# Exercise requirements:
Write out exactly the lines from the one containing "Parse this screenshot: output" through the last line of the records below, both included, and leave out any pictures.

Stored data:
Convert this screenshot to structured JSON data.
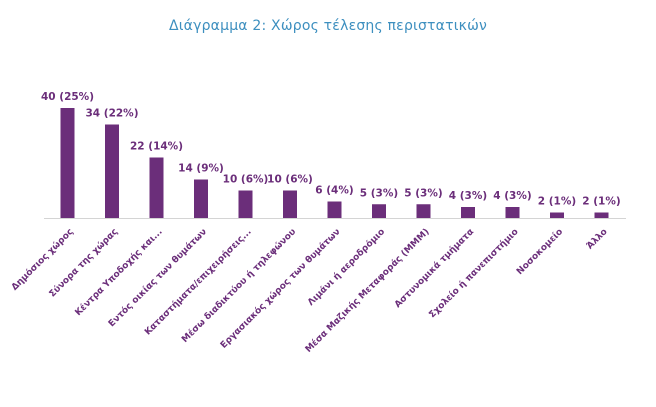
{
  "colors": {
    "bar": "#6b2e7a",
    "title": "#3d8fbf",
    "axis": "#d4d4d4",
    "label": "#6b2e7a"
  },
  "chart_data": {
    "type": "bar",
    "title": "Διάγραμμα 2: Χώρος τέλεσης περιστατικών",
    "xlabel": "",
    "ylabel": "",
    "ylim": [
      0,
      40
    ],
    "grid": false,
    "categories": [
      "Δημόσιος χώρος",
      "Σύνορα της χώρας",
      "Κέντρα Υποδοχής και...",
      "Εντός οικίας των θυμάτων",
      "Καταστήματα/επιχειρήσεις...",
      "Μέσω διαδικτύου ή τηλεφώνου",
      "Εργασιακός χώρος των θυμάτων",
      "Λιμάνι ή αεροδρόμιο",
      "Μέσα Μαζικής Μεταφοράς (ΜΜΜ)",
      "Αστυνομικά τμήματα",
      "Σχολείο ή πανεπιστήμιο",
      "Νοσοκομείο",
      "Άλλο"
    ],
    "values": [
      40,
      34,
      22,
      14,
      10,
      10,
      6,
      5,
      5,
      4,
      4,
      2,
      2
    ],
    "data_labels": [
      "40 (25%)",
      "34 (22%)",
      "22 (14%)",
      "14 (9%)",
      "10 (6%)",
      "10 (6%)",
      "6 (4%)",
      "5 (3%)",
      "5 (3%)",
      "4 (3%)",
      "4 (3%)",
      "2 (1%)",
      "2 (1%)"
    ]
  }
}
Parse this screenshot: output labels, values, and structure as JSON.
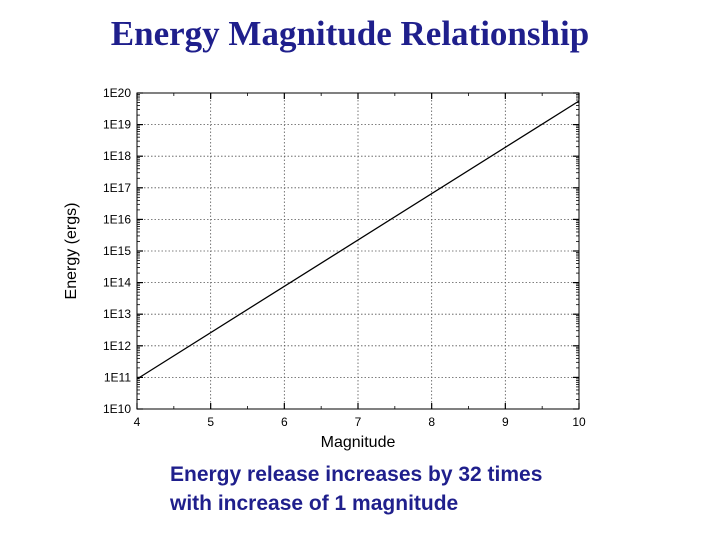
{
  "slide": {
    "title": "Energy Magnitude Relationship",
    "caption_lines": [
      "Energy release increases by 32 times",
      "with increase of 1 magnitude"
    ],
    "title_color": "#1f1f8c",
    "caption_color": "#1f1f8c"
  },
  "chart_data": {
    "type": "line",
    "title": "",
    "xlabel": "Magnitude",
    "ylabel": "Energy (ergs)",
    "xlim": [
      4,
      10
    ],
    "ylim": [
      10000000000.0,
      1e+20
    ],
    "yscale": "log",
    "grid": true,
    "x_ticks": [
      4,
      5,
      6,
      7,
      8,
      9,
      10
    ],
    "x_tick_labels": [
      "4",
      "5",
      "6",
      "7",
      "8",
      "9",
      "10"
    ],
    "y_ticks": [
      10000000000.0,
      100000000000.0,
      1000000000000.0,
      10000000000000.0,
      100000000000000.0,
      1000000000000000.0,
      1e+16,
      1e+17,
      1e+18,
      1e+19,
      1e+20
    ],
    "y_tick_labels": [
      "1E10",
      "1E11",
      "1E12",
      "1E13",
      "1E14",
      "1E15",
      "1E16",
      "1E17",
      "1E18",
      "1E19",
      "1E20"
    ],
    "series": [
      {
        "x": [
          4,
          10
        ],
        "y": [
          89000000000.0,
          5.6e+19
        ],
        "color": "#000000"
      }
    ]
  }
}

# Solution to this problem:
Parse this screenshot: output labels, values, and structure as JSON.
{
  "slide": {
    "title": "Energy Magnitude Relationship",
    "caption_lines": [
      "Energy release increases by 32 times",
      "with increase of 1 magnitude"
    ],
    "title_color": "#1f1f8c",
    "caption_color": "#1f1f8c"
  },
  "chart_data": {
    "type": "line",
    "title": "",
    "xlabel": "Magnitude",
    "ylabel": "Energy (ergs)",
    "xlim": [
      4,
      10
    ],
    "ylim": [
      10000000000.0,
      1e+20
    ],
    "yscale": "log",
    "grid": true,
    "x_ticks": [
      4,
      5,
      6,
      7,
      8,
      9,
      10
    ],
    "x_tick_labels": [
      "4",
      "5",
      "6",
      "7",
      "8",
      "9",
      "10"
    ],
    "y_ticks": [
      10000000000.0,
      100000000000.0,
      1000000000000.0,
      10000000000000.0,
      100000000000000.0,
      1000000000000000.0,
      1e+16,
      1e+17,
      1e+18,
      1e+19,
      1e+20
    ],
    "y_tick_labels": [
      "1E10",
      "1E11",
      "1E12",
      "1E13",
      "1E14",
      "1E15",
      "1E16",
      "1E17",
      "1E18",
      "1E19",
      "1E20"
    ],
    "series": [
      {
        "x": [
          4,
          10
        ],
        "y": [
          89000000000.0,
          5.6e+19
        ],
        "color": "#000000"
      }
    ]
  }
}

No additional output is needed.